Items from a dataset
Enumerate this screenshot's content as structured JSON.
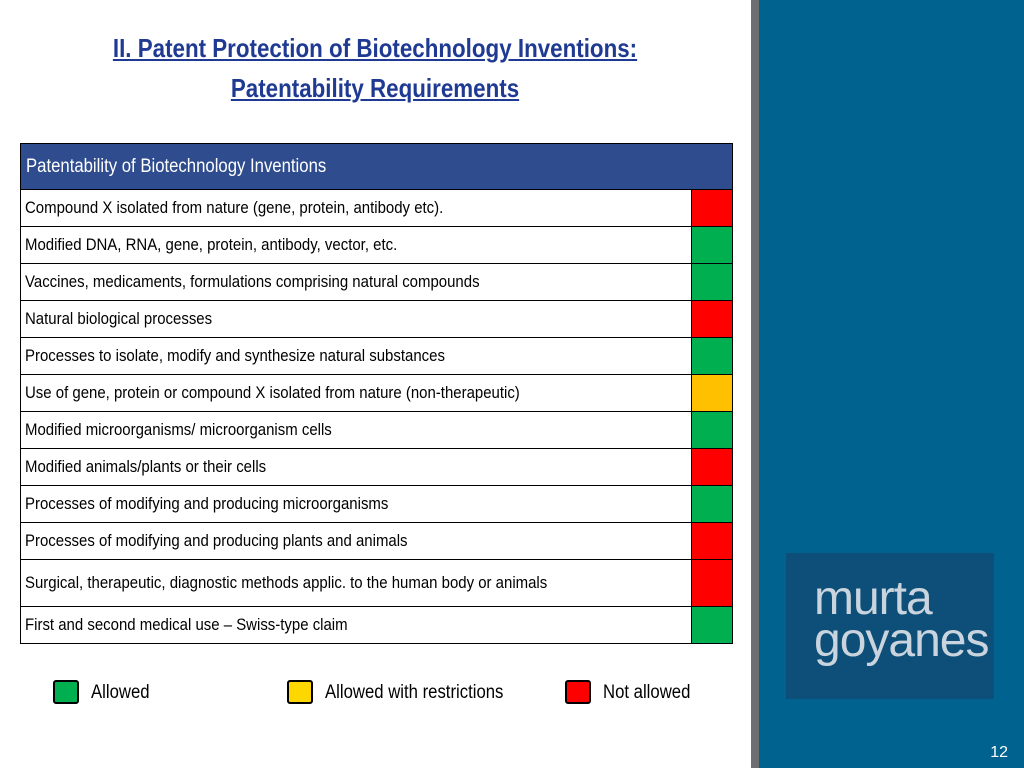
{
  "slide": {
    "title_line1": "II. Patent Protection of Biotechnology Inventions:",
    "title_line2": "Patentability Requirements",
    "page_number": "12"
  },
  "logo": {
    "line1": "murta",
    "line2": "goyanes"
  },
  "colors": {
    "allowed": "#00b050",
    "restricted": "#ffc000",
    "not_allowed": "#ff0000",
    "legend_restricted": "#ffd700",
    "header": "#2e4c8e",
    "side_panel": "#00628e"
  },
  "table": {
    "header": "Patentability of Biotechnology Inventions",
    "rows": [
      {
        "label": "Compound X isolated from nature (gene, protein, antibody etc).",
        "status": "not_allowed"
      },
      {
        "label": "Modified DNA, RNA, gene, protein, antibody, vector, etc.",
        "status": "allowed"
      },
      {
        "label": "Vaccines, medicaments, formulations comprising natural compounds",
        "status": "allowed"
      },
      {
        "label": "Natural biological processes",
        "status": "not_allowed"
      },
      {
        "label": "Processes to isolate, modify and synthesize natural substances",
        "status": "allowed"
      },
      {
        "label": "Use of gene, protein or compound X isolated from nature (non-therapeutic)",
        "status": "restricted"
      },
      {
        "label": "Modified microorganisms/ microorganism cells",
        "status": "allowed"
      },
      {
        "label": "Modified animals/plants or their cells",
        "status": "not_allowed"
      },
      {
        "label": "Processes of modifying and producing  microorganisms",
        "status": "allowed"
      },
      {
        "label": "Processes of modifying and producing plants and animals",
        "status": "not_allowed"
      },
      {
        "label": "Surgical, therapeutic, diagnostic methods applic. to the human body or animals",
        "status": "not_allowed"
      },
      {
        "label": "First  and second medical use – Swiss-type claim",
        "status": "allowed"
      }
    ]
  },
  "legend": {
    "allowed": "Allowed",
    "restricted": "Allowed with restrictions",
    "not_allowed": "Not allowed"
  }
}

Required action :: Every line above should be copied exactly, apart from any pictures.

Response below ::
Enumerate this screenshot's content as structured JSON.
{
  "slide": {
    "title_line1": "II. Patent Protection of Biotechnology Inventions:",
    "title_line2": "Patentability Requirements",
    "page_number": "12"
  },
  "logo": {
    "line1": "murta",
    "line2": "goyanes"
  },
  "colors": {
    "allowed": "#00b050",
    "restricted": "#ffc000",
    "not_allowed": "#ff0000",
    "legend_restricted": "#ffd700",
    "header": "#2e4c8e",
    "side_panel": "#00628e"
  },
  "table": {
    "header": "Patentability of Biotechnology Inventions",
    "rows": [
      {
        "label": "Compound X isolated from nature (gene, protein, antibody etc).",
        "status": "not_allowed"
      },
      {
        "label": "Modified DNA, RNA, gene, protein, antibody, vector, etc.",
        "status": "allowed"
      },
      {
        "label": "Vaccines, medicaments, formulations comprising natural compounds",
        "status": "allowed"
      },
      {
        "label": "Natural biological processes",
        "status": "not_allowed"
      },
      {
        "label": "Processes to isolate, modify and synthesize natural substances",
        "status": "allowed"
      },
      {
        "label": "Use of gene, protein or compound X isolated from nature (non-therapeutic)",
        "status": "restricted"
      },
      {
        "label": "Modified microorganisms/ microorganism cells",
        "status": "allowed"
      },
      {
        "label": "Modified animals/plants or their cells",
        "status": "not_allowed"
      },
      {
        "label": "Processes of modifying and producing  microorganisms",
        "status": "allowed"
      },
      {
        "label": "Processes of modifying and producing plants and animals",
        "status": "not_allowed"
      },
      {
        "label": "Surgical, therapeutic, diagnostic methods applic. to the human body or animals",
        "status": "not_allowed"
      },
      {
        "label": "First  and second medical use – Swiss-type claim",
        "status": "allowed"
      }
    ]
  },
  "legend": {
    "allowed": "Allowed",
    "restricted": "Allowed with restrictions",
    "not_allowed": "Not allowed"
  }
}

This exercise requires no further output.